• [Do this]: Make an exact copy of the listing below.

Records from a data collection
^^^^

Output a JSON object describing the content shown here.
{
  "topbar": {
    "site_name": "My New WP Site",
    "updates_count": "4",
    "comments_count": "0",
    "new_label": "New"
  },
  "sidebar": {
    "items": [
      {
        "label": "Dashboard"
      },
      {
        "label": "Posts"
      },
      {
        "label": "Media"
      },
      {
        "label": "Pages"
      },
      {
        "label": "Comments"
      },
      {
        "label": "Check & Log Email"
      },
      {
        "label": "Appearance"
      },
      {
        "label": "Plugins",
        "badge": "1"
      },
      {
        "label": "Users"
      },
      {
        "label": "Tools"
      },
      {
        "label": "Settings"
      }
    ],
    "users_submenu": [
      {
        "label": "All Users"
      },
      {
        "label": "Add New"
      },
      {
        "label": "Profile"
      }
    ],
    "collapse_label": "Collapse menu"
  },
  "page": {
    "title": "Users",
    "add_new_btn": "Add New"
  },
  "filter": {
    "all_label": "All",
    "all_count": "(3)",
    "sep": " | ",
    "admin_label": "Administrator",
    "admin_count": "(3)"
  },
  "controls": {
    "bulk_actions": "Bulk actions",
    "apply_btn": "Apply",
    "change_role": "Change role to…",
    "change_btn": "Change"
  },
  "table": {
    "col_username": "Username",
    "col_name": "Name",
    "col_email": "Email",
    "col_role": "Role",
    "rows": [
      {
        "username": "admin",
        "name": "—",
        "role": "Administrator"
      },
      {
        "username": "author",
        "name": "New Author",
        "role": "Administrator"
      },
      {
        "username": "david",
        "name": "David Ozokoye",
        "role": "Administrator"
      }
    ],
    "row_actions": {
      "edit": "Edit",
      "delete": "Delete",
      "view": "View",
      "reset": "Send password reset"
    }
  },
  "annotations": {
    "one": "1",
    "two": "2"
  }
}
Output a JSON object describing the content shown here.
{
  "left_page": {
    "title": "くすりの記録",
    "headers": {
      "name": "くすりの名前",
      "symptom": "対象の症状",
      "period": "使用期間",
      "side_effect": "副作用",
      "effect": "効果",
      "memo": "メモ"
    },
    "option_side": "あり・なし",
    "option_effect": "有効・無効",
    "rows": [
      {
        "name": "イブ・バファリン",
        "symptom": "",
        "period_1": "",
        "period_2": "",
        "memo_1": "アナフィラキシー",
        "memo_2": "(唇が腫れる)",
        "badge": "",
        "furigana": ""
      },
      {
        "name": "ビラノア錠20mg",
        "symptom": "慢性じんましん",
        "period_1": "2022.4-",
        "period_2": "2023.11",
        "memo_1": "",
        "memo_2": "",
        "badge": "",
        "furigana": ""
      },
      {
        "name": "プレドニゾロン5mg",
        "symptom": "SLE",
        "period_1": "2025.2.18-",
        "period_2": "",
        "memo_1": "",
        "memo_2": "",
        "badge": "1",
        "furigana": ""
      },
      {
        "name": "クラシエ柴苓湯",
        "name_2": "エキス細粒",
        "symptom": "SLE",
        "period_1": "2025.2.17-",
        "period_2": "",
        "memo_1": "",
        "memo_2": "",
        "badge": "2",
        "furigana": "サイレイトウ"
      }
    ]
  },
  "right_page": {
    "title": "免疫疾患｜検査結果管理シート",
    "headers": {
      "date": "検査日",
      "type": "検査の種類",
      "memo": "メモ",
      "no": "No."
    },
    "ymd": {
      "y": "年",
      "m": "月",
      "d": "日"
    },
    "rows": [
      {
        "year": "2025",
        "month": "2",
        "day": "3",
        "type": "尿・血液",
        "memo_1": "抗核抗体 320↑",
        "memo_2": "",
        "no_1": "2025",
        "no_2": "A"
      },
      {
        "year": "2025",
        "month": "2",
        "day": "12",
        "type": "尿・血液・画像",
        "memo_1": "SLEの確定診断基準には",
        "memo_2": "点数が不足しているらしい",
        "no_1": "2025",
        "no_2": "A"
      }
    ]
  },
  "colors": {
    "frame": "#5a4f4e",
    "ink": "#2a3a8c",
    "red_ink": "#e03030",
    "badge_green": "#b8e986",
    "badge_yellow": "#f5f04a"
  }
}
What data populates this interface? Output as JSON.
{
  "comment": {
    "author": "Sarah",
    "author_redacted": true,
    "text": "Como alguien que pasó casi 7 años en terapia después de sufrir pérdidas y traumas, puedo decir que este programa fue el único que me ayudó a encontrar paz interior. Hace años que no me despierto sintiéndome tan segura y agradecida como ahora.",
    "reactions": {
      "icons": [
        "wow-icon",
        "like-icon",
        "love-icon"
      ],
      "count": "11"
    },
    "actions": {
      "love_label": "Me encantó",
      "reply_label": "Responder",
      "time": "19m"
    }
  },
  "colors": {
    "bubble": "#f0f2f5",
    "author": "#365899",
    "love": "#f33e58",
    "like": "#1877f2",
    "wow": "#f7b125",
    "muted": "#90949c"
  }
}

^^^^

• [Written response]:
Output a JSON object describing the content shown here.
{
  "topbar": {
    "site_name": "My New WP Site",
    "updates_count": "4",
    "comments_count": "0",
    "new_label": "New"
  },
  "sidebar": {
    "items": [
      {
        "label": "Dashboard"
      },
      {
        "label": "Posts"
      },
      {
        "label": "Media"
      },
      {
        "label": "Pages"
      },
      {
        "label": "Comments"
      },
      {
        "label": "Check & Log Email"
      },
      {
        "label": "Appearance"
      },
      {
        "label": "Plugins",
        "badge": "1"
      },
      {
        "label": "Users"
      },
      {
        "label": "Tools"
      },
      {
        "label": "Settings"
      }
    ],
    "users_submenu": [
      {
        "label": "All Users"
      },
      {
        "label": "Add New"
      },
      {
        "label": "Profile"
      }
    ],
    "collapse_label": "Collapse menu"
  },
  "page": {
    "title": "Users",
    "add_new_btn": "Add New"
  },
  "filter": {
    "all_label": "All",
    "all_count": "(3)",
    "sep": " | ",
    "admin_label": "Administrator",
    "admin_count": "(3)"
  },
  "controls": {
    "bulk_actions": "Bulk actions",
    "apply_btn": "Apply",
    "change_role": "Change role to…",
    "change_btn": "Change"
  },
  "table": {
    "col_username": "Username",
    "col_name": "Name",
    "col_email": "Email",
    "col_role": "Role",
    "rows": [
      {
        "username": "admin",
        "name": "—",
        "role": "Administrator"
      },
      {
        "username": "author",
        "name": "New Author",
        "role": "Administrator"
      },
      {
        "username": "david",
        "name": "David Ozokoye",
        "role": "Administrator"
      }
    ],
    "row_actions": {
      "edit": "Edit",
      "delete": "Delete",
      "view": "View",
      "reset": "Send password reset"
    }
  },
  "annotations": {
    "one": "1",
    "two": "2"
  }
}
Output a JSON object describing the content shown here.
{
  "left_page": {
    "title": "くすりの記録",
    "headers": {
      "name": "くすりの名前",
      "symptom": "対象の症状",
      "period": "使用期間",
      "side_effect": "副作用",
      "effect": "効果",
      "memo": "メモ"
    },
    "option_side": "あり・なし",
    "option_effect": "有効・無効",
    "rows": [
      {
        "name": "イブ・バファリン",
        "symptom": "",
        "period_1": "",
        "period_2": "",
        "memo_1": "アナフィラキシー",
        "memo_2": "(唇が腫れる)",
        "badge": "",
        "furigana": ""
      },
      {
        "name": "ビラノア錠20mg",
        "symptom": "慢性じんましん",
        "period_1": "2022.4-",
        "period_2": "2023.11",
        "memo_1": "",
        "memo_2": "",
        "badge": "",
        "furigana": ""
      },
      {
        "name": "プレドニゾロン5mg",
        "symptom": "SLE",
        "period_1": "2025.2.18-",
        "period_2": "",
        "memo_1": "",
        "memo_2": "",
        "badge": "1",
        "furigana": ""
      },
      {
        "name": "クラシエ柴苓湯",
        "name_2": "エキス細粒",
        "symptom": "SLE",
        "period_1": "2025.2.17-",
        "period_2": "",
        "memo_1": "",
        "memo_2": "",
        "badge": "2",
        "furigana": "サイレイトウ"
      }
    ]
  },
  "right_page": {
    "title": "免疫疾患｜検査結果管理シート",
    "headers": {
      "date": "検査日",
      "type": "検査の種類",
      "memo": "メモ",
      "no": "No."
    },
    "ymd": {
      "y": "年",
      "m": "月",
      "d": "日"
    },
    "rows": [
      {
        "year": "2025",
        "month": "2",
        "day": "3",
        "type": "尿・血液",
        "memo_1": "抗核抗体 320↑",
        "memo_2": "",
        "no_1": "2025",
        "no_2": "A"
      },
      {
        "year": "2025",
        "month": "2",
        "day": "12",
        "type": "尿・血液・画像",
        "memo_1": "SLEの確定診断基準には",
        "memo_2": "点数が不足しているらしい",
        "no_1": "2025",
        "no_2": "A"
      }
    ]
  },
  "colors": {
    "frame": "#5a4f4e",
    "ink": "#2a3a8c",
    "red_ink": "#e03030",
    "badge_green": "#b8e986",
    "badge_yellow": "#f5f04a"
  }
}
What data populates this interface? Output as JSON.
{
  "comment": {
    "author": "Sarah",
    "author_redacted": true,
    "text": "Como alguien que pasó casi 7 años en terapia después de sufrir pérdidas y traumas, puedo decir que este programa fue el único que me ayudó a encontrar paz interior. Hace años que no me despierto sintiéndome tan segura y agradecida como ahora.",
    "reactions": {
      "icons": [
        "wow-icon",
        "like-icon",
        "love-icon"
      ],
      "count": "11"
    },
    "actions": {
      "love_label": "Me encantó",
      "reply_label": "Responder",
      "time": "19m"
    }
  },
  "colors": {
    "bubble": "#f0f2f5",
    "author": "#365899",
    "love": "#f33e58",
    "like": "#1877f2",
    "wow": "#f7b125",
    "muted": "#90949c"
  }
}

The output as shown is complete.